> [REQUIRED WORK]: Repeat each entry exactly and drop the pictures.

> [ENTRIES PROVIDED]:
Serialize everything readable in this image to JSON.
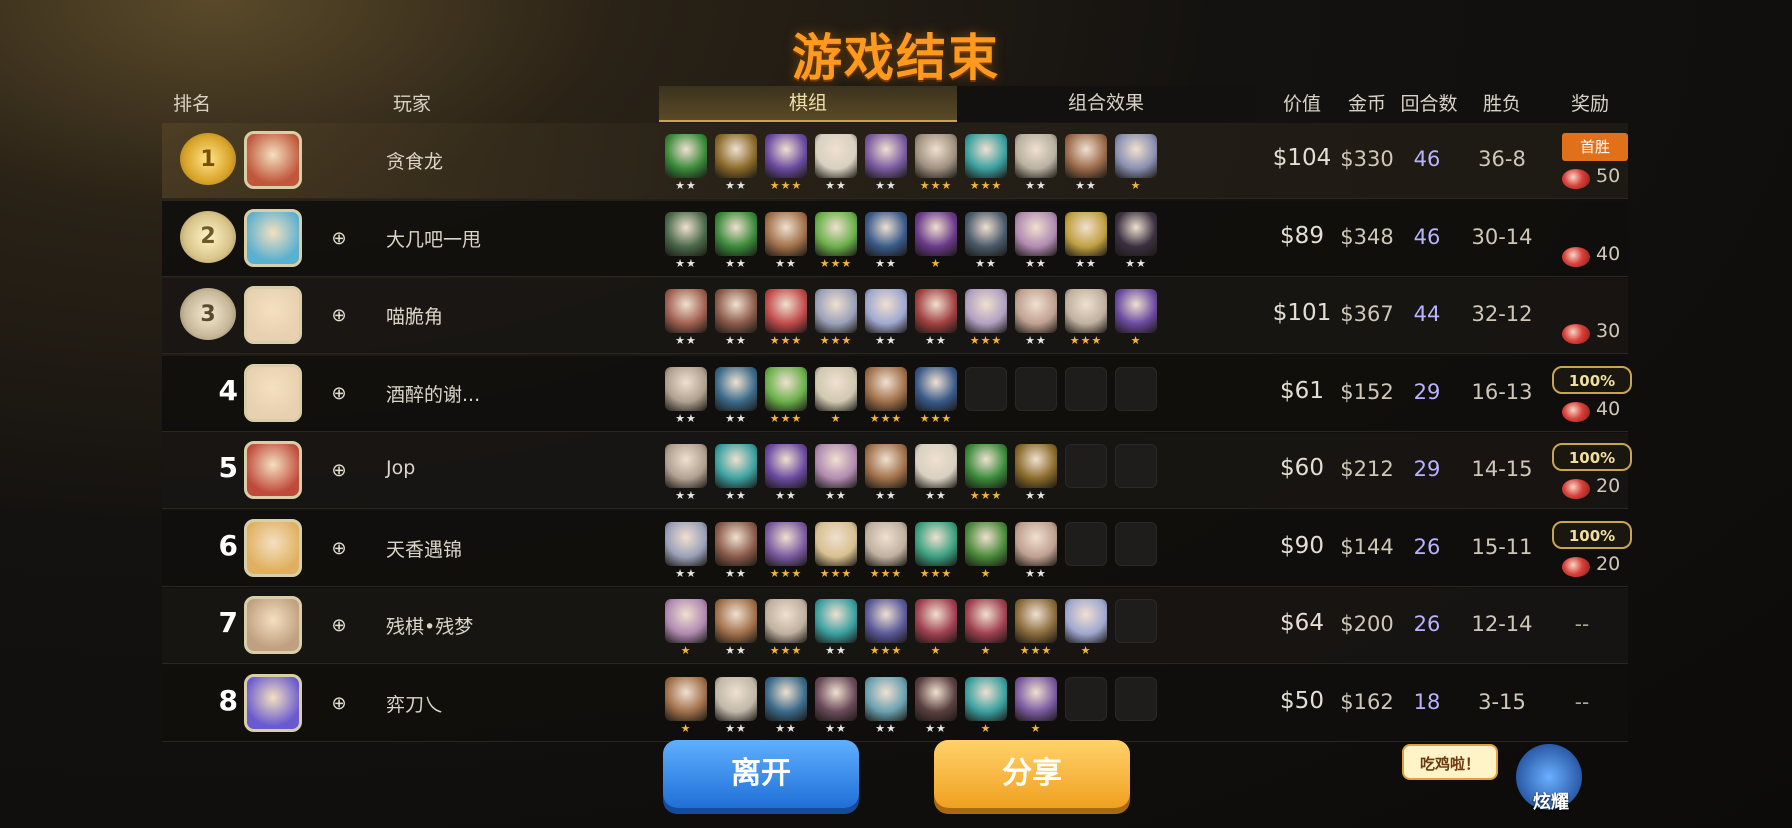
{
  "title": "游戏结束",
  "header": {
    "rank": "排名",
    "player": "玩家",
    "tab_pieces": "棋组",
    "tab_synergy": "组合效果",
    "value": "价值",
    "gold": "金币",
    "rounds": "回合数",
    "winloss": "胜负",
    "reward": "奖励"
  },
  "colors": {
    "title": "#ff9a1e",
    "rounds": "#b9b3ff",
    "star_gold": "#f2b43a",
    "star_silver": "#e6e6e6",
    "first_win": "#e0701a"
  },
  "rows": [
    {
      "rank": "1",
      "medal": "gold",
      "name": "贪食龙",
      "avatar": "#c0563a",
      "friend_icon": false,
      "pieces": [
        [
          "#3a8a3a",
          2
        ],
        [
          "#8a6a2a",
          2
        ],
        [
          "#6a4aa0",
          3
        ],
        [
          "#d8d0c0",
          2
        ],
        [
          "#7a5aa0",
          2
        ],
        [
          "#a09080",
          3
        ],
        [
          "#3aa0a0",
          3
        ],
        [
          "#b8b0a0",
          2
        ],
        [
          "#9a6a4a",
          2
        ],
        [
          "#8a90b0",
          1
        ]
      ],
      "value": "$104",
      "gold": "$330",
      "rounds": "46",
      "wl": "36-8",
      "reward": {
        "first_win": "首胜",
        "meat": "50"
      }
    },
    {
      "rank": "2",
      "medal": "silver",
      "name": "大几吧一甩",
      "avatar": "#5ab0d0",
      "friend_icon": true,
      "pieces": [
        [
          "#4a6a4a",
          2
        ],
        [
          "#3a8a3a",
          2
        ],
        [
          "#a0704a",
          2
        ],
        [
          "#6ab04a",
          3
        ],
        [
          "#3a5a8a",
          2
        ],
        [
          "#6a3a8a",
          1
        ],
        [
          "#4a5a6a",
          2
        ],
        [
          "#b08ab0",
          2
        ],
        [
          "#c0a040",
          2
        ],
        [
          "#3a3040",
          2
        ]
      ],
      "value": "$89",
      "gold": "$348",
      "rounds": "46",
      "wl": "30-14",
      "reward": {
        "meat": "40"
      }
    },
    {
      "rank": "3",
      "medal": "bronze",
      "name": "喵脆角",
      "avatar": "#e8d0b0",
      "friend_icon": true,
      "pieces": [
        [
          "#a06050",
          2
        ],
        [
          "#8a5a4a",
          2
        ],
        [
          "#c04a4a",
          3
        ],
        [
          "#9aa0b8",
          3
        ],
        [
          "#a0a8d0",
          2
        ],
        [
          "#a04040",
          2
        ],
        [
          "#b0a0c0",
          3
        ],
        [
          "#c0a090",
          2
        ],
        [
          "#c0b0a0",
          3
        ],
        [
          "#6a4aa0",
          1
        ]
      ],
      "value": "$101",
      "gold": "$367",
      "rounds": "44",
      "wl": "32-12",
      "reward": {
        "meat": "30"
      }
    },
    {
      "rank": "4",
      "name": "酒醉的谢...",
      "avatar": "#e8d0b0",
      "friend_icon": true,
      "pieces": [
        [
          "#b0a090",
          2
        ],
        [
          "#3a6a8a",
          2
        ],
        [
          "#6ab04a",
          3
        ],
        [
          "#d0c8b0",
          1
        ],
        [
          "#a0704a",
          3
        ],
        [
          "#3a5a8a",
          3
        ],
        null,
        null,
        null,
        null
      ],
      "value": "$61",
      "gold": "$152",
      "rounds": "29",
      "wl": "16-13",
      "reward": {
        "pct": "100%",
        "meat": "40"
      }
    },
    {
      "rank": "5",
      "name": "Jop",
      "avatar": "#c04a3a",
      "friend_icon": true,
      "pieces": [
        [
          "#b0a090",
          2
        ],
        [
          "#3aa0a0",
          2
        ],
        [
          "#6a4aa0",
          2
        ],
        [
          "#b08ab0",
          2
        ],
        [
          "#a0704a",
          2
        ],
        [
          "#d8d0c0",
          2
        ],
        [
          "#3a8a3a",
          3
        ],
        [
          "#8a6a2a",
          2
        ],
        null,
        null
      ],
      "value": "$60",
      "gold": "$212",
      "rounds": "29",
      "wl": "14-15",
      "reward": {
        "pct": "100%",
        "meat": "20"
      }
    },
    {
      "rank": "6",
      "name": "天香遇锦",
      "avatar": "#e0b060",
      "friend_icon": true,
      "pieces": [
        [
          "#9aa0b8",
          2
        ],
        [
          "#8a5a4a",
          2
        ],
        [
          "#7a5aa0",
          3
        ],
        [
          "#d8c090",
          3
        ],
        [
          "#c0b0a0",
          3
        ],
        [
          "#3aa080",
          3
        ],
        [
          "#4a8a3a",
          1
        ],
        [
          "#c0a090",
          2
        ],
        null,
        null
      ],
      "value": "$90",
      "gold": "$144",
      "rounds": "26",
      "wl": "15-11",
      "reward": {
        "pct": "100%",
        "meat": "20"
      }
    },
    {
      "rank": "7",
      "name": "残棋•残梦",
      "avatar": "#c0a080",
      "friend_icon": true,
      "pieces": [
        [
          "#b08ab0",
          1
        ],
        [
          "#a0704a",
          2
        ],
        [
          "#c0b0a0",
          3
        ],
        [
          "#3aa0a0",
          2
        ],
        [
          "#5a5a9a",
          3
        ],
        [
          "#a04050",
          1
        ],
        [
          "#a04050",
          1
        ],
        [
          "#8a6a3a",
          3
        ],
        [
          "#a0a8d0",
          1
        ],
        null
      ],
      "value": "$64",
      "gold": "$200",
      "rounds": "26",
      "wl": "12-14",
      "reward": {
        "dash": "--"
      }
    },
    {
      "rank": "8",
      "name": "弈刀乀",
      "avatar": "#6a5ad0",
      "friend_icon": true,
      "pieces": [
        [
          "#a0704a",
          1
        ],
        [
          "#c0b8a8",
          2
        ],
        [
          "#3a6a8a",
          2
        ],
        [
          "#6a4a5a",
          2
        ],
        [
          "#6aa0b0",
          2
        ],
        [
          "#5a4040",
          2
        ],
        [
          "#3aa0a0",
          1
        ],
        [
          "#7a5aa0",
          1
        ],
        null,
        null
      ],
      "value": "$50",
      "gold": "$162",
      "rounds": "18",
      "wl": "3-15",
      "reward": {
        "dash": "--"
      }
    }
  ],
  "buttons": {
    "leave": "离开",
    "share": "分享"
  },
  "brag": {
    "bubble": "吃鸡啦！",
    "label": "炫耀"
  }
}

> [TASK RESPONSE]:
Serialize everything readable in this image to JSON.
{
  "title": "游戏结束",
  "header": {
    "rank": "排名",
    "player": "玩家",
    "tab_pieces": "棋组",
    "tab_synergy": "组合效果",
    "value": "价值",
    "gold": "金币",
    "rounds": "回合数",
    "winloss": "胜负",
    "reward": "奖励"
  },
  "colors": {
    "title": "#ff9a1e",
    "rounds": "#b9b3ff",
    "star_gold": "#f2b43a",
    "star_silver": "#e6e6e6",
    "first_win": "#e0701a"
  },
  "rows": [
    {
      "rank": "1",
      "medal": "gold",
      "name": "贪食龙",
      "avatar": "#c0563a",
      "friend_icon": false,
      "pieces": [
        [
          "#3a8a3a",
          2
        ],
        [
          "#8a6a2a",
          2
        ],
        [
          "#6a4aa0",
          3
        ],
        [
          "#d8d0c0",
          2
        ],
        [
          "#7a5aa0",
          2
        ],
        [
          "#a09080",
          3
        ],
        [
          "#3aa0a0",
          3
        ],
        [
          "#b8b0a0",
          2
        ],
        [
          "#9a6a4a",
          2
        ],
        [
          "#8a90b0",
          1
        ]
      ],
      "value": "$104",
      "gold": "$330",
      "rounds": "46",
      "wl": "36-8",
      "reward": {
        "first_win": "首胜",
        "meat": "50"
      }
    },
    {
      "rank": "2",
      "medal": "silver",
      "name": "大几吧一甩",
      "avatar": "#5ab0d0",
      "friend_icon": true,
      "pieces": [
        [
          "#4a6a4a",
          2
        ],
        [
          "#3a8a3a",
          2
        ],
        [
          "#a0704a",
          2
        ],
        [
          "#6ab04a",
          3
        ],
        [
          "#3a5a8a",
          2
        ],
        [
          "#6a3a8a",
          1
        ],
        [
          "#4a5a6a",
          2
        ],
        [
          "#b08ab0",
          2
        ],
        [
          "#c0a040",
          2
        ],
        [
          "#3a3040",
          2
        ]
      ],
      "value": "$89",
      "gold": "$348",
      "rounds": "46",
      "wl": "30-14",
      "reward": {
        "meat": "40"
      }
    },
    {
      "rank": "3",
      "medal": "bronze",
      "name": "喵脆角",
      "avatar": "#e8d0b0",
      "friend_icon": true,
      "pieces": [
        [
          "#a06050",
          2
        ],
        [
          "#8a5a4a",
          2
        ],
        [
          "#c04a4a",
          3
        ],
        [
          "#9aa0b8",
          3
        ],
        [
          "#a0a8d0",
          2
        ],
        [
          "#a04040",
          2
        ],
        [
          "#b0a0c0",
          3
        ],
        [
          "#c0a090",
          2
        ],
        [
          "#c0b0a0",
          3
        ],
        [
          "#6a4aa0",
          1
        ]
      ],
      "value": "$101",
      "gold": "$367",
      "rounds": "44",
      "wl": "32-12",
      "reward": {
        "meat": "30"
      }
    },
    {
      "rank": "4",
      "name": "酒醉的谢...",
      "avatar": "#e8d0b0",
      "friend_icon": true,
      "pieces": [
        [
          "#b0a090",
          2
        ],
        [
          "#3a6a8a",
          2
        ],
        [
          "#6ab04a",
          3
        ],
        [
          "#d0c8b0",
          1
        ],
        [
          "#a0704a",
          3
        ],
        [
          "#3a5a8a",
          3
        ],
        null,
        null,
        null,
        null
      ],
      "value": "$61",
      "gold": "$152",
      "rounds": "29",
      "wl": "16-13",
      "reward": {
        "pct": "100%",
        "meat": "40"
      }
    },
    {
      "rank": "5",
      "name": "Jop",
      "avatar": "#c04a3a",
      "friend_icon": true,
      "pieces": [
        [
          "#b0a090",
          2
        ],
        [
          "#3aa0a0",
          2
        ],
        [
          "#6a4aa0",
          2
        ],
        [
          "#b08ab0",
          2
        ],
        [
          "#a0704a",
          2
        ],
        [
          "#d8d0c0",
          2
        ],
        [
          "#3a8a3a",
          3
        ],
        [
          "#8a6a2a",
          2
        ],
        null,
        null
      ],
      "value": "$60",
      "gold": "$212",
      "rounds": "29",
      "wl": "14-15",
      "reward": {
        "pct": "100%",
        "meat": "20"
      }
    },
    {
      "rank": "6",
      "name": "天香遇锦",
      "avatar": "#e0b060",
      "friend_icon": true,
      "pieces": [
        [
          "#9aa0b8",
          2
        ],
        [
          "#8a5a4a",
          2
        ],
        [
          "#7a5aa0",
          3
        ],
        [
          "#d8c090",
          3
        ],
        [
          "#c0b0a0",
          3
        ],
        [
          "#3aa080",
          3
        ],
        [
          "#4a8a3a",
          1
        ],
        [
          "#c0a090",
          2
        ],
        null,
        null
      ],
      "value": "$90",
      "gold": "$144",
      "rounds": "26",
      "wl": "15-11",
      "reward": {
        "pct": "100%",
        "meat": "20"
      }
    },
    {
      "rank": "7",
      "name": "残棋•残梦",
      "avatar": "#c0a080",
      "friend_icon": true,
      "pieces": [
        [
          "#b08ab0",
          1
        ],
        [
          "#a0704a",
          2
        ],
        [
          "#c0b0a0",
          3
        ],
        [
          "#3aa0a0",
          2
        ],
        [
          "#5a5a9a",
          3
        ],
        [
          "#a04050",
          1
        ],
        [
          "#a04050",
          1
        ],
        [
          "#8a6a3a",
          3
        ],
        [
          "#a0a8d0",
          1
        ],
        null
      ],
      "value": "$64",
      "gold": "$200",
      "rounds": "26",
      "wl": "12-14",
      "reward": {
        "dash": "--"
      }
    },
    {
      "rank": "8",
      "name": "弈刀乀",
      "avatar": "#6a5ad0",
      "friend_icon": true,
      "pieces": [
        [
          "#a0704a",
          1
        ],
        [
          "#c0b8a8",
          2
        ],
        [
          "#3a6a8a",
          2
        ],
        [
          "#6a4a5a",
          2
        ],
        [
          "#6aa0b0",
          2
        ],
        [
          "#5a4040",
          2
        ],
        [
          "#3aa0a0",
          1
        ],
        [
          "#7a5aa0",
          1
        ],
        null,
        null
      ],
      "value": "$50",
      "gold": "$162",
      "rounds": "18",
      "wl": "3-15",
      "reward": {
        "dash": "--"
      }
    }
  ],
  "buttons": {
    "leave": "离开",
    "share": "分享"
  },
  "brag": {
    "bubble": "吃鸡啦！",
    "label": "炫耀"
  }
}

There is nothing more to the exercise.